**WHAT NEEDS TO BE DONE:** Return every record below exactly as written, but leave out the pictures.

Collected data:

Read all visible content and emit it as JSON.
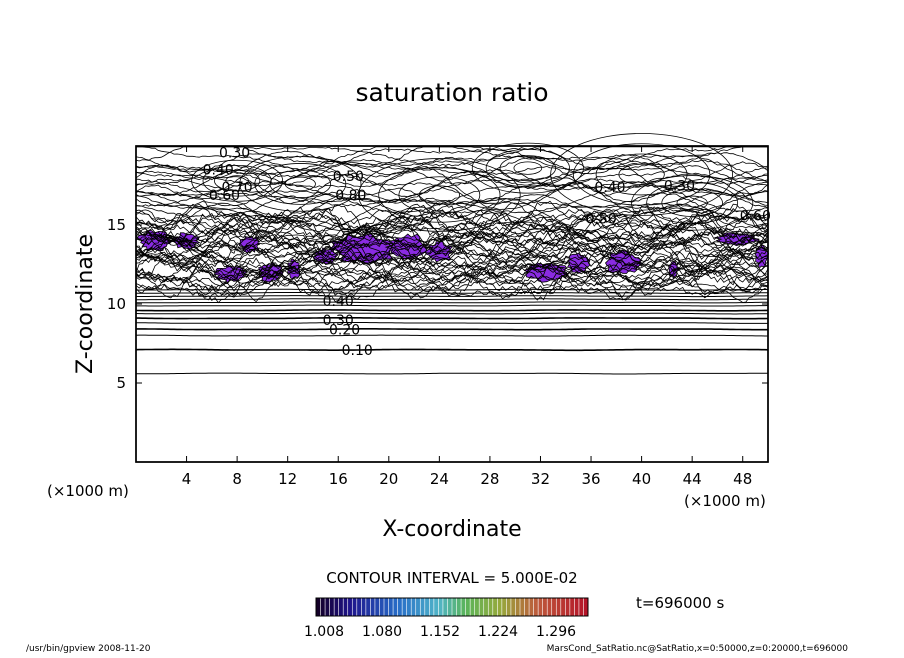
{
  "chart_data": {
    "type": "contour",
    "title": "saturation ratio",
    "xlabel": "X-coordinate",
    "ylabel": "Z-coordinate",
    "x_unit": "(×1000 m)",
    "y_unit": "(×1000 m)",
    "xlim": [
      0,
      50
    ],
    "ylim": [
      0,
      20
    ],
    "x_ticks": [
      4,
      8,
      12,
      16,
      20,
      24,
      28,
      32,
      36,
      40,
      44,
      48
    ],
    "y_ticks": [
      5,
      10,
      15
    ],
    "contour_interval_text": "CONTOUR INTERVAL = 5.000E-02",
    "time_text": "t=696000 s",
    "colorbar_labels": [
      "1.008",
      "1.080",
      "1.152",
      "1.224",
      "1.296"
    ],
    "colorbar_range": [
      1.008,
      1.296
    ],
    "shaded_color": "#8a2be2",
    "contour_labels": [
      "0.30",
      "0.40",
      "0.50",
      "0.60",
      "0.70",
      "0.80",
      "0.40",
      "0.30",
      "0.50",
      "0.60",
      "0.40",
      "0.30",
      "0.20",
      "0.10"
    ],
    "lower_levels": [
      {
        "z": 5.6,
        "label": null
      },
      {
        "z": 7.1,
        "label": "0.10"
      },
      {
        "z": 8.0,
        "label": null
      },
      {
        "z": 8.4,
        "label": "0.20"
      },
      {
        "z": 8.8,
        "label": null
      },
      {
        "z": 9.1,
        "label": "0.30"
      },
      {
        "z": 9.4,
        "label": null
      },
      {
        "z": 9.6,
        "label": "0.40"
      },
      {
        "z": 9.9,
        "label": null
      },
      {
        "z": 10.1,
        "label": null
      },
      {
        "z": 10.3,
        "label": null
      },
      {
        "z": 10.5,
        "label": null
      },
      {
        "z": 10.7,
        "label": null
      },
      {
        "z": 10.9,
        "label": null
      }
    ],
    "footer_left": "/usr/bin/gpview   2008-11-20",
    "footer_right": "MarsCond_SatRatio.nc@SatRatio,x=0:50000,z=0:20000,t=696000"
  }
}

**SOLVED EXERCISE:**
Read all visible content and emit it as JSON.
{
  "chart_data": {
    "type": "contour",
    "title": "saturation ratio",
    "xlabel": "X-coordinate",
    "ylabel": "Z-coordinate",
    "x_unit": "(×1000 m)",
    "y_unit": "(×1000 m)",
    "xlim": [
      0,
      50
    ],
    "ylim": [
      0,
      20
    ],
    "x_ticks": [
      4,
      8,
      12,
      16,
      20,
      24,
      28,
      32,
      36,
      40,
      44,
      48
    ],
    "y_ticks": [
      5,
      10,
      15
    ],
    "contour_interval_text": "CONTOUR INTERVAL = 5.000E-02",
    "time_text": "t=696000 s",
    "colorbar_labels": [
      "1.008",
      "1.080",
      "1.152",
      "1.224",
      "1.296"
    ],
    "colorbar_range": [
      1.008,
      1.296
    ],
    "shaded_color": "#8a2be2",
    "contour_labels": [
      "0.30",
      "0.40",
      "0.50",
      "0.60",
      "0.70",
      "0.80",
      "0.40",
      "0.30",
      "0.50",
      "0.60",
      "0.40",
      "0.30",
      "0.20",
      "0.10"
    ],
    "lower_levels": [
      {
        "z": 5.6,
        "label": null
      },
      {
        "z": 7.1,
        "label": "0.10"
      },
      {
        "z": 8.0,
        "label": null
      },
      {
        "z": 8.4,
        "label": "0.20"
      },
      {
        "z": 8.8,
        "label": null
      },
      {
        "z": 9.1,
        "label": "0.30"
      },
      {
        "z": 9.4,
        "label": null
      },
      {
        "z": 9.6,
        "label": "0.40"
      },
      {
        "z": 9.9,
        "label": null
      },
      {
        "z": 10.1,
        "label": null
      },
      {
        "z": 10.3,
        "label": null
      },
      {
        "z": 10.5,
        "label": null
      },
      {
        "z": 10.7,
        "label": null
      },
      {
        "z": 10.9,
        "label": null
      }
    ],
    "footer_left": "/usr/bin/gpview   2008-11-20",
    "footer_right": "MarsCond_SatRatio.nc@SatRatio,x=0:50000,z=0:20000,t=696000"
  }
}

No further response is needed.